Set problem: Find every line with "automática" in it, then report how many there are and nothing more.
:: Data provided
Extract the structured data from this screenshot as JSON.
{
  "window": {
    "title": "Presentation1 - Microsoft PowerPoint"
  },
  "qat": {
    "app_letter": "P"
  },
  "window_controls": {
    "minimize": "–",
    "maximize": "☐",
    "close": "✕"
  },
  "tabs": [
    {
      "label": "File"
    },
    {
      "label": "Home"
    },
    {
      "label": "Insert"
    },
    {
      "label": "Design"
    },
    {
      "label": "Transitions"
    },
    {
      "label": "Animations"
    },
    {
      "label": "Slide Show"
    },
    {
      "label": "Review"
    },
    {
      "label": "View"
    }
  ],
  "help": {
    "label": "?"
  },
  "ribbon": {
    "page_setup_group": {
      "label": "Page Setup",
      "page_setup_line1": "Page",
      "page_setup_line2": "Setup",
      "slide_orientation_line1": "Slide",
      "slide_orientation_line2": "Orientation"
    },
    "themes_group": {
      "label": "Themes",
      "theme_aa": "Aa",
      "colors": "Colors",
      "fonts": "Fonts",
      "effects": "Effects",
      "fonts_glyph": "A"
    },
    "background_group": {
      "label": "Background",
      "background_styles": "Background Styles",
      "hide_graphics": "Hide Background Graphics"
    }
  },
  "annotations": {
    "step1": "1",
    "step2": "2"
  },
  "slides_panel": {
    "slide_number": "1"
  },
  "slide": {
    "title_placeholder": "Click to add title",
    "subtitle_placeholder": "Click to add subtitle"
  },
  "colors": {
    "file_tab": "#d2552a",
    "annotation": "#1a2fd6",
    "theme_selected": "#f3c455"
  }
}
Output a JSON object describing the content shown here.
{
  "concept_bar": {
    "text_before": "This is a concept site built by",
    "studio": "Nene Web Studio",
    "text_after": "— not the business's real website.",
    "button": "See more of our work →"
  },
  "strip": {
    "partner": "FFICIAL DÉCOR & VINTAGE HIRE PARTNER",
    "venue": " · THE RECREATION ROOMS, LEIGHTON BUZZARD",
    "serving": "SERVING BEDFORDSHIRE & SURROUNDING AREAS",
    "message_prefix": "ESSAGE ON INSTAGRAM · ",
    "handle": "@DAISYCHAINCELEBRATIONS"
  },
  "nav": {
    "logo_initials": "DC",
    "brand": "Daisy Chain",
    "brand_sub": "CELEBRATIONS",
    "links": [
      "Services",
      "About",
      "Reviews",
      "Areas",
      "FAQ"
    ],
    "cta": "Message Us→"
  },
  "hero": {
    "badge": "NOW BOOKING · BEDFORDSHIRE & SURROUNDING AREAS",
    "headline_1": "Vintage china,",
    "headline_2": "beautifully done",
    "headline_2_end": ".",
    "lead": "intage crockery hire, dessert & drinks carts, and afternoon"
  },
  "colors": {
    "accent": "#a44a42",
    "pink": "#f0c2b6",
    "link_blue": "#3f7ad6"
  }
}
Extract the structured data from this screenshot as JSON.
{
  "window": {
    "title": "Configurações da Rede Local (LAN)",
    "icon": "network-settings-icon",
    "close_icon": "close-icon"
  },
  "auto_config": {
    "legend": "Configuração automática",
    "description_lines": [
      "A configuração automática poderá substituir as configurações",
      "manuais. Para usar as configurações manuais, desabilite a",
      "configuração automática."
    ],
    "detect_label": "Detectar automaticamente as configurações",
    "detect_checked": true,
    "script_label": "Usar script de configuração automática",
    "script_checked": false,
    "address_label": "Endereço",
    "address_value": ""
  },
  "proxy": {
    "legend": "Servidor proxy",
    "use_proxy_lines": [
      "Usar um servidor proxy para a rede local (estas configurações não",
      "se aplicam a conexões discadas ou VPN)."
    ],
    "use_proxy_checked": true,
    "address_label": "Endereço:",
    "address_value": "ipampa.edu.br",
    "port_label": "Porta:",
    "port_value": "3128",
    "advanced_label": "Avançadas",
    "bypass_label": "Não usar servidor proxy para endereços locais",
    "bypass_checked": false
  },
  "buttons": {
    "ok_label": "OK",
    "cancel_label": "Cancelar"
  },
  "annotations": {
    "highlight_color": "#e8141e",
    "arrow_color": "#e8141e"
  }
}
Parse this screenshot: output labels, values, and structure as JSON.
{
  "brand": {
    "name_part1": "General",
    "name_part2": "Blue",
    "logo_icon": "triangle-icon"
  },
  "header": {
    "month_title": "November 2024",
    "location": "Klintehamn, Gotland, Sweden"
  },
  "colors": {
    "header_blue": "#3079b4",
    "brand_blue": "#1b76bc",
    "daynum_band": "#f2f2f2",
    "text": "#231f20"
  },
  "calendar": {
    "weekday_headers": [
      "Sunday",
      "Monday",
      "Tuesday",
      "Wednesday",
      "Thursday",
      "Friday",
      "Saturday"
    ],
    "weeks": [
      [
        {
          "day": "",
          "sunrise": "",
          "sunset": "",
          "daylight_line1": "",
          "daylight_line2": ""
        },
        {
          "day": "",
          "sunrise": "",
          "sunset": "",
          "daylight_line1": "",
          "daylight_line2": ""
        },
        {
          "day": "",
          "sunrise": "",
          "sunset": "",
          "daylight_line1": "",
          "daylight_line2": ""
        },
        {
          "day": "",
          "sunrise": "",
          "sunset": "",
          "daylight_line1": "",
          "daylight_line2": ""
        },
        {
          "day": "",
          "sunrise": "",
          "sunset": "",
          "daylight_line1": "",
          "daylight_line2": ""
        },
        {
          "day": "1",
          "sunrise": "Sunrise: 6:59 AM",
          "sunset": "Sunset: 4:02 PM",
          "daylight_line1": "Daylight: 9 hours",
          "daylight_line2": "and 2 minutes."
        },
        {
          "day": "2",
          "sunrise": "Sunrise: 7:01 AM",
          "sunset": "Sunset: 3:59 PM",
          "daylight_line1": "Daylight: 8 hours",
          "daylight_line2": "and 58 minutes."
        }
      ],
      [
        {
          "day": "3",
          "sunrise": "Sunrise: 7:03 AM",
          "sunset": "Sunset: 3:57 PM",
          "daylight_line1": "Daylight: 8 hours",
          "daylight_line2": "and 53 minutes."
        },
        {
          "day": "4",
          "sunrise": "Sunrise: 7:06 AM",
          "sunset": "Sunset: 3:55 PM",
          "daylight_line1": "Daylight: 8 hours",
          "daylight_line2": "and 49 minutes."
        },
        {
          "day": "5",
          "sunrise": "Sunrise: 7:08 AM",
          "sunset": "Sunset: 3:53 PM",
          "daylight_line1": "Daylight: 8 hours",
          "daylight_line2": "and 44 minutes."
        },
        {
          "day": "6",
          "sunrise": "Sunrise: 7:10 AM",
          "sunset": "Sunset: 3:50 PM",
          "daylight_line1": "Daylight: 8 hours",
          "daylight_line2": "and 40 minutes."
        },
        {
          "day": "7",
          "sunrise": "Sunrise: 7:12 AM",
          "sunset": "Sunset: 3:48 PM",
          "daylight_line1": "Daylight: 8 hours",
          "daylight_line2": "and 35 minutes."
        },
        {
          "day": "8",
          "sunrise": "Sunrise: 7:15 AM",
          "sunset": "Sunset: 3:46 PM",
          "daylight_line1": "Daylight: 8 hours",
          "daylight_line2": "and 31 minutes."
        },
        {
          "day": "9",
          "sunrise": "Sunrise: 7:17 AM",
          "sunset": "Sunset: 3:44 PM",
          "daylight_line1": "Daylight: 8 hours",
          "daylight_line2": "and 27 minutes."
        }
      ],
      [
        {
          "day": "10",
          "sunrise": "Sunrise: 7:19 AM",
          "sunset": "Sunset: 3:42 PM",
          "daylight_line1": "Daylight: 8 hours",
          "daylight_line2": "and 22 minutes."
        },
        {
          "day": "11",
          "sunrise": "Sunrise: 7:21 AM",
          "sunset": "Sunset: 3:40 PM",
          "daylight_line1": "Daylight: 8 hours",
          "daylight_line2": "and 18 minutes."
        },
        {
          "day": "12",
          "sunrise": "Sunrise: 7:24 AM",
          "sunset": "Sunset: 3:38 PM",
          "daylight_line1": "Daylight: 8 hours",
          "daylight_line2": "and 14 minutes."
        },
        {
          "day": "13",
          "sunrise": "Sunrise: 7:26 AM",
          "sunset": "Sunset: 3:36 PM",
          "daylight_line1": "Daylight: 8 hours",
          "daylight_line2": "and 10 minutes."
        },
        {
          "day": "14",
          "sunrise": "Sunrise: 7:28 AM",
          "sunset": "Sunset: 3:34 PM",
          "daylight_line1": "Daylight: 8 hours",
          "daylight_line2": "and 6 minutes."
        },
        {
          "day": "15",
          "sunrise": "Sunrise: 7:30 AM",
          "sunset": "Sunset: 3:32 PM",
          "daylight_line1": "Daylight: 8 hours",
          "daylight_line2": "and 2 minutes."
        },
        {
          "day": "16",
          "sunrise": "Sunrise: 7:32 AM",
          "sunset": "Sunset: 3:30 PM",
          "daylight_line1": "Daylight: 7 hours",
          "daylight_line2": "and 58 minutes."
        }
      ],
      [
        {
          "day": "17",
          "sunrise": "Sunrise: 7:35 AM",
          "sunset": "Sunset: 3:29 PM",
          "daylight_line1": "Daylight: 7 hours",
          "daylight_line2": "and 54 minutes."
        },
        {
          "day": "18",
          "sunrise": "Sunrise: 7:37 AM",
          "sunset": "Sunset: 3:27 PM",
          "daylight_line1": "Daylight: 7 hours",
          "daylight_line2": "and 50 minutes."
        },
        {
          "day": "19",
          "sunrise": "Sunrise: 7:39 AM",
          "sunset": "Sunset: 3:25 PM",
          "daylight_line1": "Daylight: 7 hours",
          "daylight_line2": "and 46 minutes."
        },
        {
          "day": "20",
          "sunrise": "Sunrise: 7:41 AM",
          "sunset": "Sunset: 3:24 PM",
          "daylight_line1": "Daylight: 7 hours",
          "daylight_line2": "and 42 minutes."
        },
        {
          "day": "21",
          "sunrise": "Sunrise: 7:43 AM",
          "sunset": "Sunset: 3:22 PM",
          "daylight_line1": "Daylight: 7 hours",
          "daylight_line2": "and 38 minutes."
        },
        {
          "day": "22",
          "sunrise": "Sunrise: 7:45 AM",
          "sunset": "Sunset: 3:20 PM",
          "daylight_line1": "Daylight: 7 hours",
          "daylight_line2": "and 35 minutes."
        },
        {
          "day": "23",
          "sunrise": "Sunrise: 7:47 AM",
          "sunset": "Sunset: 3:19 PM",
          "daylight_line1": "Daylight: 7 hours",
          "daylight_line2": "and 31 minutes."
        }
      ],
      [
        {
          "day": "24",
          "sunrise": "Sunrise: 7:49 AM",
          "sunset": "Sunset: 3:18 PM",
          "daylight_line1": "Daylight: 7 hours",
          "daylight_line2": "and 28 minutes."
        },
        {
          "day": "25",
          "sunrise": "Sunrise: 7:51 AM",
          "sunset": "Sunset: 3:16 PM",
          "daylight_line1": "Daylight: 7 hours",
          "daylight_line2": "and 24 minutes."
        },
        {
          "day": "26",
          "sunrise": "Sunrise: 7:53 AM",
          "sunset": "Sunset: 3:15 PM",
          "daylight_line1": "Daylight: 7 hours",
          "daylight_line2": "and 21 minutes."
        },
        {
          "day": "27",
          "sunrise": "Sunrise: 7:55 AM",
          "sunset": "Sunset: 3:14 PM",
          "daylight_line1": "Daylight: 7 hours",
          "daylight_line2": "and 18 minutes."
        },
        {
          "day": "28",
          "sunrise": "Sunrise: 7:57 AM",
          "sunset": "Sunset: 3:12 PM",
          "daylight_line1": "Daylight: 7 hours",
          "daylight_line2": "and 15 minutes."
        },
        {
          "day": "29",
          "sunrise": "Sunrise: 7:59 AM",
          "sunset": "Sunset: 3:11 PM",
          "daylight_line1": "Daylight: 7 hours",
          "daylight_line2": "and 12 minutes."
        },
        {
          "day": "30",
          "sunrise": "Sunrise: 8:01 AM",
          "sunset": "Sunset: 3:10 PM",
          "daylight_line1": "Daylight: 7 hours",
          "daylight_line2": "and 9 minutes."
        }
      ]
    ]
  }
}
::::
Output below: 4